- Material provided -

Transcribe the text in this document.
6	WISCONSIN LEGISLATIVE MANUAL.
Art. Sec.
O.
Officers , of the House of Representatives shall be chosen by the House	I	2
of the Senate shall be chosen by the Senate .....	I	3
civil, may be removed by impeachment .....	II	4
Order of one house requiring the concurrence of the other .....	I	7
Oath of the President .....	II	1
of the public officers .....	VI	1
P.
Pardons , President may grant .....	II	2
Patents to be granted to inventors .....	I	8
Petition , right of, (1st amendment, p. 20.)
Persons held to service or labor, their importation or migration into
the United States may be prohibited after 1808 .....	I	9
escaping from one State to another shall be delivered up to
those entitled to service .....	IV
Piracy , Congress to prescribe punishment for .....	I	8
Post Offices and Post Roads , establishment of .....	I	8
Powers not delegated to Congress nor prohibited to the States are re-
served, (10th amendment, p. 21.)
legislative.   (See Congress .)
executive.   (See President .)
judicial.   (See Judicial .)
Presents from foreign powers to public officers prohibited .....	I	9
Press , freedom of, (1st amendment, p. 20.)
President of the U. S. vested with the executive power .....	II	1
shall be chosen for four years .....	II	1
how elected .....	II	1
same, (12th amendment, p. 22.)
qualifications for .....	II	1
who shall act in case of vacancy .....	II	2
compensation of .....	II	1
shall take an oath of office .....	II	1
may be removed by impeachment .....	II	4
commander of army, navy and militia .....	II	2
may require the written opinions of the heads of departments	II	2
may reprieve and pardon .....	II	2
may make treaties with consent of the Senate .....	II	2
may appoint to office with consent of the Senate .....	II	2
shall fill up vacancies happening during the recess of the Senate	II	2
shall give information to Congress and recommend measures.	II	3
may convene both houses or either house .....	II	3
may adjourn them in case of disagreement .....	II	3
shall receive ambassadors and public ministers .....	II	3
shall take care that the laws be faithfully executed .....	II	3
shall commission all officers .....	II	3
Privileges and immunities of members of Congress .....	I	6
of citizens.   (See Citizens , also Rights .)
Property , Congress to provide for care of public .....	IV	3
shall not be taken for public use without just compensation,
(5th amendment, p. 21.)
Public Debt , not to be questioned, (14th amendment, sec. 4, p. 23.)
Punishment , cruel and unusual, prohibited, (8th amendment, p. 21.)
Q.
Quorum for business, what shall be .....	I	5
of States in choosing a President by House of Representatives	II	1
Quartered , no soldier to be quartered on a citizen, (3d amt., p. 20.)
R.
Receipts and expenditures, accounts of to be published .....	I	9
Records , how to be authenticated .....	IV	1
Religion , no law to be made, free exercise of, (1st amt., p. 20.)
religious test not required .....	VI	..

...

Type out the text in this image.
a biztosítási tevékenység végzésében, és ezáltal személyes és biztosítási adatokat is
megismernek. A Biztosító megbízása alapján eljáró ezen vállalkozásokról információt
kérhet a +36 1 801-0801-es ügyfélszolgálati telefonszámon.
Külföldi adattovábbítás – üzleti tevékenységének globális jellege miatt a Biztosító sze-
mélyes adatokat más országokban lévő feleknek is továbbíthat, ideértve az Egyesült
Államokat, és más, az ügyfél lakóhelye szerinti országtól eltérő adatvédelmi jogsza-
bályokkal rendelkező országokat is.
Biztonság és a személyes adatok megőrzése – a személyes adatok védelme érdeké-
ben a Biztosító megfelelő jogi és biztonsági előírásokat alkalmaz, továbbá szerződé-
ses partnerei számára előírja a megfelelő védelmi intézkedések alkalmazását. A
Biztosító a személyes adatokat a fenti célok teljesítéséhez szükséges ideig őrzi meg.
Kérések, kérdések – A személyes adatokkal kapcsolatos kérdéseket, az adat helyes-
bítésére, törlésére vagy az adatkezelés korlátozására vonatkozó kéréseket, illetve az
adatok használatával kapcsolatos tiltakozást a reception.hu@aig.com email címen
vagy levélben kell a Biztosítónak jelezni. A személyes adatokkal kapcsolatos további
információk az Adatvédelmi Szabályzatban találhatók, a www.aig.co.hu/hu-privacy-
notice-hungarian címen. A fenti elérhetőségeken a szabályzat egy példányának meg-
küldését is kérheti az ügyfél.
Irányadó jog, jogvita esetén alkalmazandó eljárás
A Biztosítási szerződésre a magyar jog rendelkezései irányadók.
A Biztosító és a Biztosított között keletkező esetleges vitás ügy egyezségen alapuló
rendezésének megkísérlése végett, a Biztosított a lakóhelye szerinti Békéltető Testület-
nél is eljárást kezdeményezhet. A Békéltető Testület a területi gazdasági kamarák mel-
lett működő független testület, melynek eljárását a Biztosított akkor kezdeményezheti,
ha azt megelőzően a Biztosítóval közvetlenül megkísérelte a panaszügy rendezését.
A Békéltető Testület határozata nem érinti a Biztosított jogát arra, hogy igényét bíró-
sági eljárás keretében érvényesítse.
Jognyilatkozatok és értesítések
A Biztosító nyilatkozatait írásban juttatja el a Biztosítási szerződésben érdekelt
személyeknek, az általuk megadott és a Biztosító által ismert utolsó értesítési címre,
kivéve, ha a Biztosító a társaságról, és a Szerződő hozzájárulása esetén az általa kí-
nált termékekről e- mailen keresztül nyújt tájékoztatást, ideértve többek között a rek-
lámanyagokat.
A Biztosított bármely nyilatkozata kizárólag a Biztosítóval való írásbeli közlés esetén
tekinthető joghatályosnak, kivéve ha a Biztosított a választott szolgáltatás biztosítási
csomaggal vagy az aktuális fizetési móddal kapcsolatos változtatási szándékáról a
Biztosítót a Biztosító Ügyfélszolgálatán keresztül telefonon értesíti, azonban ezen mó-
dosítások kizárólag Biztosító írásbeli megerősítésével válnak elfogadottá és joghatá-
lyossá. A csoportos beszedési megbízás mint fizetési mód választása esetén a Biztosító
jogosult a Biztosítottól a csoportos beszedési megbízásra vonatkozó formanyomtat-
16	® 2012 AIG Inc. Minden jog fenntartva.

* * *

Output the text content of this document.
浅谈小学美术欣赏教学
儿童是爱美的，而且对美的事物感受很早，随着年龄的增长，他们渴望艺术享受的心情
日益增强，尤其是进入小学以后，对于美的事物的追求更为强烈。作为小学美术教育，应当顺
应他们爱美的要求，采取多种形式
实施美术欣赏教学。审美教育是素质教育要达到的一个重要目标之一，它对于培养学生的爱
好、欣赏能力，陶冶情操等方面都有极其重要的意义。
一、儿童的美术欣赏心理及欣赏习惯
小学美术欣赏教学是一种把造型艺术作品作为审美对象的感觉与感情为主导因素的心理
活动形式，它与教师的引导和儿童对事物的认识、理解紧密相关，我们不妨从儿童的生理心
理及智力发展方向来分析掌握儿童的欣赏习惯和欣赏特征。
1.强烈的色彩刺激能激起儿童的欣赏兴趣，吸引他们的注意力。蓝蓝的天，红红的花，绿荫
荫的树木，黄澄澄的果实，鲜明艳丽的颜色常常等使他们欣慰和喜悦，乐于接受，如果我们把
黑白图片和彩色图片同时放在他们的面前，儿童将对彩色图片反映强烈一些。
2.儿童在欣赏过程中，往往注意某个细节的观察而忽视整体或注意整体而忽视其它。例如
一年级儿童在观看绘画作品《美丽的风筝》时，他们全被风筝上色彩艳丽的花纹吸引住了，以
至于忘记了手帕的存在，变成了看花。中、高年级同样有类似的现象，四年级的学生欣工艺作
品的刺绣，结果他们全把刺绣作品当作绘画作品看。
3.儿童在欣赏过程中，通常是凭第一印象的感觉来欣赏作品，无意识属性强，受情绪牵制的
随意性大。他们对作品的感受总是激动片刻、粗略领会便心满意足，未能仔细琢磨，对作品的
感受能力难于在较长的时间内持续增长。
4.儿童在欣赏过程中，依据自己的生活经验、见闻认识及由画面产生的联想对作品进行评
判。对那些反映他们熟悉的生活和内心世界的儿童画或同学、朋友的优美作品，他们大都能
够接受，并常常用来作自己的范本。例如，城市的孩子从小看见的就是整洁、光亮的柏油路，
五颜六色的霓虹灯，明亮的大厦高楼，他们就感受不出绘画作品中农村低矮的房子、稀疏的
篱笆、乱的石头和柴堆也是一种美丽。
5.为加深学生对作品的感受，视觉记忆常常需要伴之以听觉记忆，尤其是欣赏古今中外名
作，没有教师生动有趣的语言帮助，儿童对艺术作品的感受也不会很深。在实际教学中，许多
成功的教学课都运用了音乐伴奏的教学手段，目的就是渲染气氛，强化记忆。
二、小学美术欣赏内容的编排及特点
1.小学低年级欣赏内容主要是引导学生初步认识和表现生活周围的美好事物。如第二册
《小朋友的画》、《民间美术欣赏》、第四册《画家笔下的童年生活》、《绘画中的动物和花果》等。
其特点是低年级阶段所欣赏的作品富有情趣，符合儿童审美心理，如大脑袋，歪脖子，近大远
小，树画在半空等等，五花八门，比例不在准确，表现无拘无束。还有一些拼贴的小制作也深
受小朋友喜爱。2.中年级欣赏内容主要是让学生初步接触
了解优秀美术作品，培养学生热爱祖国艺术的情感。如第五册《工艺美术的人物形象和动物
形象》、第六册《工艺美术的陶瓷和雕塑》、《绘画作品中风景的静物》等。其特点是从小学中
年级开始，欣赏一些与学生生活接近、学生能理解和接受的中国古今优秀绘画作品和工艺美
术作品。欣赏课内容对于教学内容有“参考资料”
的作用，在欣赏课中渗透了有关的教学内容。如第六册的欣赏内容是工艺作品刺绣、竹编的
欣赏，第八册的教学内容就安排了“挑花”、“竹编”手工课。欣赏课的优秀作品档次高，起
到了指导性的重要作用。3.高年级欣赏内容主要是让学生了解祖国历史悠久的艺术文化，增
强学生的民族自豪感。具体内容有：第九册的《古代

- Given task -
Look over the material above and show each line where "chosen" appears.

- Expected answer -
Officers , of the House of Representatives shall be chosen by the House	I	2
of the Senate shall be chosen by the Senate .....	I	3
shall be chosen for four years .....	II	1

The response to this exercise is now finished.